§ **Goal**
Look through the material below. Copy every line with the string "Myblog" in it.

§ **Material**
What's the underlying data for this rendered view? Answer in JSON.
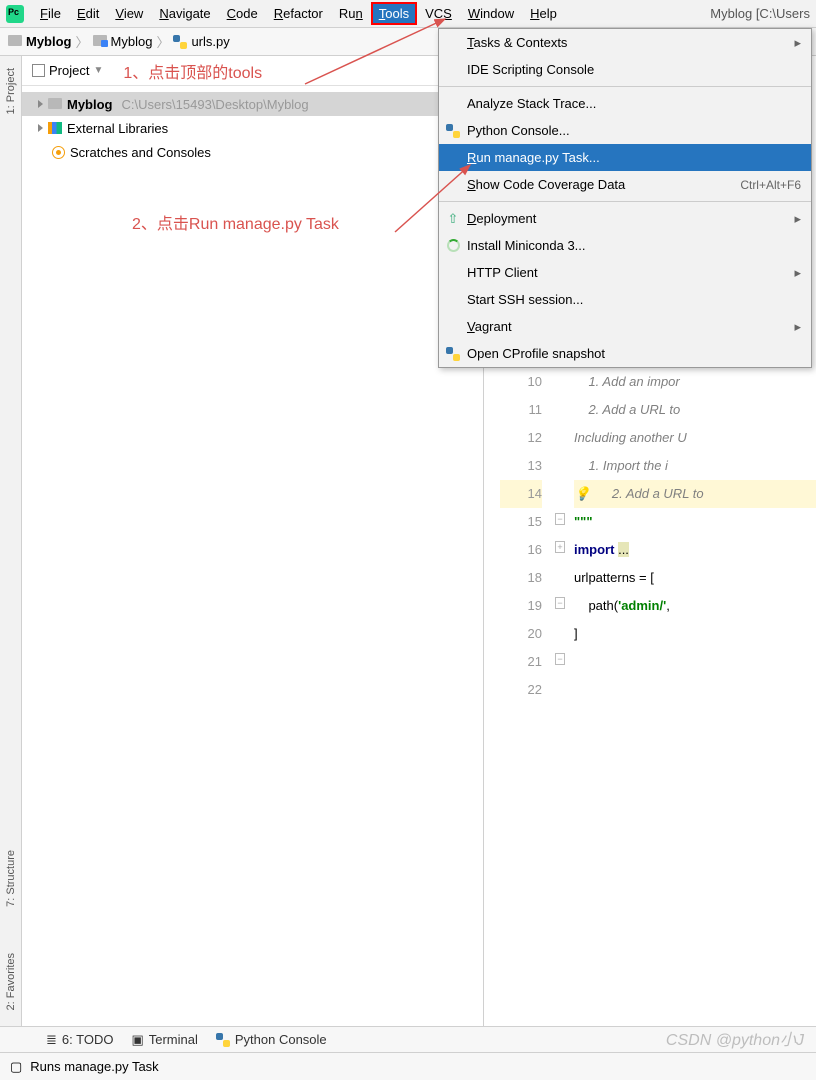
{
  "menubar": {
    "items": [
      {
        "l": "F",
        "r": "ile"
      },
      {
        "l": "E",
        "r": "dit"
      },
      {
        "l": "V",
        "r": "iew"
      },
      {
        "l": "N",
        "r": "avigate"
      },
      {
        "l": "C",
        "r": "ode"
      },
      {
        "l": "R",
        "r": "efactor"
      },
      {
        "l": "",
        "r": "Ru",
        "t": "n"
      },
      {
        "l": "T",
        "r": "ools",
        "active": true
      },
      {
        "l": "",
        "r": "VC",
        "t": "S"
      },
      {
        "l": "W",
        "r": "indow"
      },
      {
        "l": "H",
        "r": "elp"
      }
    ],
    "title": "Myblog [C:\\Users"
  },
  "breadcrumb": {
    "p1": "Myblog",
    "p2": "Myblog",
    "p3": "urls.py"
  },
  "projectPane": {
    "title": "Project",
    "annot1": "1、点击顶部的tools",
    "annot2": "2、点击Run manage.py Task",
    "tree": {
      "root": "Myblog",
      "rootPath": "C:\\Users\\15493\\Desktop\\Myblog",
      "ext": "External Libraries",
      "scr": "Scratches and Consoles"
    }
  },
  "sidebar": {
    "tab1": "1: Project",
    "tab2": "7: Structure",
    "tab3": "2: Favorites"
  },
  "dropdown": {
    "items": [
      {
        "label": "Tasks & Contexts",
        "sub": true,
        "u": "T"
      },
      {
        "label": "IDE Scripting Console"
      },
      {
        "sep": true
      },
      {
        "label": "Analyze Stack Trace..."
      },
      {
        "label": "Python Console...",
        "ico": "py"
      },
      {
        "label": "Run manage.py Task...",
        "sel": true,
        "u": "R"
      },
      {
        "label": "Show Code Coverage Data",
        "short": "Ctrl+Alt+F6",
        "u": "S"
      },
      {
        "sep": true
      },
      {
        "label": "Deployment",
        "sub": true,
        "ico": "dep",
        "u": "D"
      },
      {
        "label": "Install Miniconda 3...",
        "ico": "spin"
      },
      {
        "label": "HTTP Client",
        "sub": true
      },
      {
        "label": "Start SSH session..."
      },
      {
        "label": "Vagrant",
        "sub": true,
        "u": "V"
      },
      {
        "label": "Open CProfile snapshot",
        "ico": "py"
      }
    ]
  },
  "editor": {
    "lines": [
      {
        "n": 10,
        "cm": "    1. Add an impor"
      },
      {
        "n": 11,
        "cm": "    2. Add a URL to"
      },
      {
        "n": 12,
        "cm": "Including another U"
      },
      {
        "n": 13,
        "cm": "    1. Import the i"
      },
      {
        "n": 14,
        "cm": "    2. Add a URL to",
        "bulb": true,
        "hl": true
      },
      {
        "n": 15,
        "raw": "\"\"\"",
        "cls": "st",
        "fold": "-"
      },
      {
        "n": 16,
        "raw": "import ...",
        "hl2": true,
        "fold": "+"
      },
      {
        "n": 18,
        "raw": ""
      },
      {
        "n": 19,
        "raw": "urlpatterns = [",
        "fold": "-"
      },
      {
        "n": 20,
        "raw": "    path('admin/',"
      },
      {
        "n": 21,
        "raw": "]",
        "fold": "-"
      },
      {
        "n": 22,
        "raw": ""
      }
    ]
  },
  "bottom": {
    "todo": "6: TODO",
    "term": "Terminal",
    "pyc": "Python Console"
  },
  "status": {
    "text": "Runs manage.py Task"
  },
  "watermark": "CSDN @python小J"
}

§ **Written response**
    "title": "Myblog [C:\\Users"
    "p1": "Myblog",
    "p2": "Myblog",
      "root": "Myblog",
      "rootPath": "C:\\Users\\15493\\Desktop\\Myblog",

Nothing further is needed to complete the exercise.